Description of the task – Copy out all lines carrying the word "требования".

Records for the exercise –
+--
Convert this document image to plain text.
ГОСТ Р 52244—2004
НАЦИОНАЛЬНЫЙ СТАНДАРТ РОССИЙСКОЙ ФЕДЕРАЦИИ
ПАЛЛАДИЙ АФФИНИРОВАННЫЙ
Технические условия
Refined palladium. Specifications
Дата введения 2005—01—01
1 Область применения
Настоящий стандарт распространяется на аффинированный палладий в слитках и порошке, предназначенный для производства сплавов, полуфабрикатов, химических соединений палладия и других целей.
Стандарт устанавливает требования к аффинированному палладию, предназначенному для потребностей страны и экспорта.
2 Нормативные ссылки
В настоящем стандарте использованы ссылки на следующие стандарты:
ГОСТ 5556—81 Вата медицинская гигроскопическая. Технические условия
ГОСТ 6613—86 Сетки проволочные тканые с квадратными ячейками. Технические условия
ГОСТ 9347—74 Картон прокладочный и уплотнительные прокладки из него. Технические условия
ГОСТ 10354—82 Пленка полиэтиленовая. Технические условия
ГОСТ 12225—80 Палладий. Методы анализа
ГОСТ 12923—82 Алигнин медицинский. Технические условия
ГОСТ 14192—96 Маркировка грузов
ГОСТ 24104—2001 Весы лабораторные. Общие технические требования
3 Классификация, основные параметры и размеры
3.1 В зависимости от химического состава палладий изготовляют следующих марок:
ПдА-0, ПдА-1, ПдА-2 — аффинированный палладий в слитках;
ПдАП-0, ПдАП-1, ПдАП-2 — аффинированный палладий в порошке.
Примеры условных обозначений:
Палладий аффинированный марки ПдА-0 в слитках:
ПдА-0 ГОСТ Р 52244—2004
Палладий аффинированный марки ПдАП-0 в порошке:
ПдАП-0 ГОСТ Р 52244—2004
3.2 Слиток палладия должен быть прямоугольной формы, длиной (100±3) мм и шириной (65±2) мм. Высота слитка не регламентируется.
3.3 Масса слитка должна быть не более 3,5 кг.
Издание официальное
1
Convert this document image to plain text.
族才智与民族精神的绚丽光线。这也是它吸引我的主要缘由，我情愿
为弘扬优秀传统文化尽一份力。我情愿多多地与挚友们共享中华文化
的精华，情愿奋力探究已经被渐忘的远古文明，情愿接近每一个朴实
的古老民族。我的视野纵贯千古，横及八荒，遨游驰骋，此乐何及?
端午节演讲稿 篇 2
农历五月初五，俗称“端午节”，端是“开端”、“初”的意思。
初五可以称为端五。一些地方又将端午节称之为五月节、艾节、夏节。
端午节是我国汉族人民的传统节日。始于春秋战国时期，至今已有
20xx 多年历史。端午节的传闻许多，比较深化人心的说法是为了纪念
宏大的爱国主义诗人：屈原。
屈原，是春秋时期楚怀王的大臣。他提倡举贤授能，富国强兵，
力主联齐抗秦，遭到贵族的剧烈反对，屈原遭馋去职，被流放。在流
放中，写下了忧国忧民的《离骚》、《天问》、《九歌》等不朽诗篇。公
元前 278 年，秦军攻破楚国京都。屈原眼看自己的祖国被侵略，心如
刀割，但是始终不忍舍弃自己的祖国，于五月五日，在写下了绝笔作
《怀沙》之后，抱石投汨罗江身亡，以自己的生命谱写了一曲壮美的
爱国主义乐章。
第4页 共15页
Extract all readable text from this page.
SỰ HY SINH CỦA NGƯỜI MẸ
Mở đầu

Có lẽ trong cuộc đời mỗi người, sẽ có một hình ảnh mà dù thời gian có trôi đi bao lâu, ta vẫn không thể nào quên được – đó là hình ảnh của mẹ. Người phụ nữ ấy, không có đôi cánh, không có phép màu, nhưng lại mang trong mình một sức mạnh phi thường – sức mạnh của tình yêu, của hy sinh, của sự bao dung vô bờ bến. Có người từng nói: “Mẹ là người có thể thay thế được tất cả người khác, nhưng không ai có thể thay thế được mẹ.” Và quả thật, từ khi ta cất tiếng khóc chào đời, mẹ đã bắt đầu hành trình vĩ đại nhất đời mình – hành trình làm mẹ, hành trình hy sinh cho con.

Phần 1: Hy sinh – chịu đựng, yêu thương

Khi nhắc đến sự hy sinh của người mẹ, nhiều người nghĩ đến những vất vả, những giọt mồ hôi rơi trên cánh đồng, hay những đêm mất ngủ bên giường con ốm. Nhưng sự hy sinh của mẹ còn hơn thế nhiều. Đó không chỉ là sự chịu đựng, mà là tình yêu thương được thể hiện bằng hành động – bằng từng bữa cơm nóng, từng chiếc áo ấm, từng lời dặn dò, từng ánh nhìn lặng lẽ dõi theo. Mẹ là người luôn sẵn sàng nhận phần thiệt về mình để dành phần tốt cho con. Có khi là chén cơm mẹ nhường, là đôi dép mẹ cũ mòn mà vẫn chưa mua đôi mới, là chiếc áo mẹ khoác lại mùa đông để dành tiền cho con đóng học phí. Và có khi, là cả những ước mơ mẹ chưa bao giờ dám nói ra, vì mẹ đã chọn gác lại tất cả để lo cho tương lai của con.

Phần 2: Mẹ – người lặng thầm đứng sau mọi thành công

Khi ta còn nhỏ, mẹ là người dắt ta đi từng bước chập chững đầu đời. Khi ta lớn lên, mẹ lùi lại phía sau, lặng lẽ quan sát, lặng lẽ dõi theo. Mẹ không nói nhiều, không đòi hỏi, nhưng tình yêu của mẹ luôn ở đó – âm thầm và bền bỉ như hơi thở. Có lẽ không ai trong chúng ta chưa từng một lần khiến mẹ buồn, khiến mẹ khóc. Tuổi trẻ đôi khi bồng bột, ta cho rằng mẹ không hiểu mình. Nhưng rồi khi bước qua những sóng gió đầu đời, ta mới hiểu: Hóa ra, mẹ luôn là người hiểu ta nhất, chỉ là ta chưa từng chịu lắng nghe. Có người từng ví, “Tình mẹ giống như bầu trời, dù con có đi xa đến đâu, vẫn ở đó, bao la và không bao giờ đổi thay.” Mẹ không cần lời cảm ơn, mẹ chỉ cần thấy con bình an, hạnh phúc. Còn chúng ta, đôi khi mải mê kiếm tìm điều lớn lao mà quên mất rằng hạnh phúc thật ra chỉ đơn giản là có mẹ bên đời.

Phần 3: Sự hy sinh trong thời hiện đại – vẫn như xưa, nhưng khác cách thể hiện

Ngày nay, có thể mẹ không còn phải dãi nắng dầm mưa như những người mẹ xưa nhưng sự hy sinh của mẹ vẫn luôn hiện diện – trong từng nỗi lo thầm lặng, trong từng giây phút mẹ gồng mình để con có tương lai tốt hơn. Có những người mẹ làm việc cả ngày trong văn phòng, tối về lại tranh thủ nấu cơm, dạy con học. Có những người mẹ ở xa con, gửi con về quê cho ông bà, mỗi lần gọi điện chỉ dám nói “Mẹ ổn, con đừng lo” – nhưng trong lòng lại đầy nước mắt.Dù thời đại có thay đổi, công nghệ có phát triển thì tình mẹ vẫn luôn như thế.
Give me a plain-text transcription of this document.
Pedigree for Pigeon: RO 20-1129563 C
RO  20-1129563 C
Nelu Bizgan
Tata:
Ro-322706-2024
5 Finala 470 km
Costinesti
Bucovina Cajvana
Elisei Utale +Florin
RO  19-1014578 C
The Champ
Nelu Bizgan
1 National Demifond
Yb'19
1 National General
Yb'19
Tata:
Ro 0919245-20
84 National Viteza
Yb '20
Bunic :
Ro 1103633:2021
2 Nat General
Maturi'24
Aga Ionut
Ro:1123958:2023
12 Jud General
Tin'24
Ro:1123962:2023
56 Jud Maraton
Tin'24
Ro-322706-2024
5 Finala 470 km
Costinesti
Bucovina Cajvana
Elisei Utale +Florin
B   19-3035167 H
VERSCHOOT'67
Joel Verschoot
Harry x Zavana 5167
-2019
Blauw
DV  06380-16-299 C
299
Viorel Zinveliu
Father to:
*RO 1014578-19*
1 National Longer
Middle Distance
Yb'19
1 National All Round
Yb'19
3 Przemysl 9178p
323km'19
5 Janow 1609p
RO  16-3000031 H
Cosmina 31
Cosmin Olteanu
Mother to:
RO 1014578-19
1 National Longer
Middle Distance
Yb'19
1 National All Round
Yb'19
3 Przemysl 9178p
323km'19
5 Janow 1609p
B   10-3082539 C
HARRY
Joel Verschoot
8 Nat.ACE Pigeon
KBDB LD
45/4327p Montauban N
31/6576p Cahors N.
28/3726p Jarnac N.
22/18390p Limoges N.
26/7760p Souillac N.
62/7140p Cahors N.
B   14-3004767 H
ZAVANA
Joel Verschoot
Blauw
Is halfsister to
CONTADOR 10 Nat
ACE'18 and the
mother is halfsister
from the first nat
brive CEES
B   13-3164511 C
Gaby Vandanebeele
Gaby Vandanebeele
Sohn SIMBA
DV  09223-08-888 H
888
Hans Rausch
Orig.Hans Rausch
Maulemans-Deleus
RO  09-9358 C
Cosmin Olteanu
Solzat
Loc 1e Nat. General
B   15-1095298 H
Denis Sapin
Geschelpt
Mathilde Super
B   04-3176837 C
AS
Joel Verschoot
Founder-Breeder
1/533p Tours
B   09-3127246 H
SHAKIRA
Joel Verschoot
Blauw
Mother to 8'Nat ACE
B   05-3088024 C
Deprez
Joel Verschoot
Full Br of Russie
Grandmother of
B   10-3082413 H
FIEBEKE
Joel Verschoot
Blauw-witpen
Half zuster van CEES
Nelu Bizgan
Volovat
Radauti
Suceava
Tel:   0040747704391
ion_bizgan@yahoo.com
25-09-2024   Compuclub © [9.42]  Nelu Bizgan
+--
Worked solution –
Стандарт устанавливает требования к аффинированному палладию, предназначенному для потребностей страны и экспорта.
ГОСТ 24104—2001 Весы лабораторные. Общие технические требования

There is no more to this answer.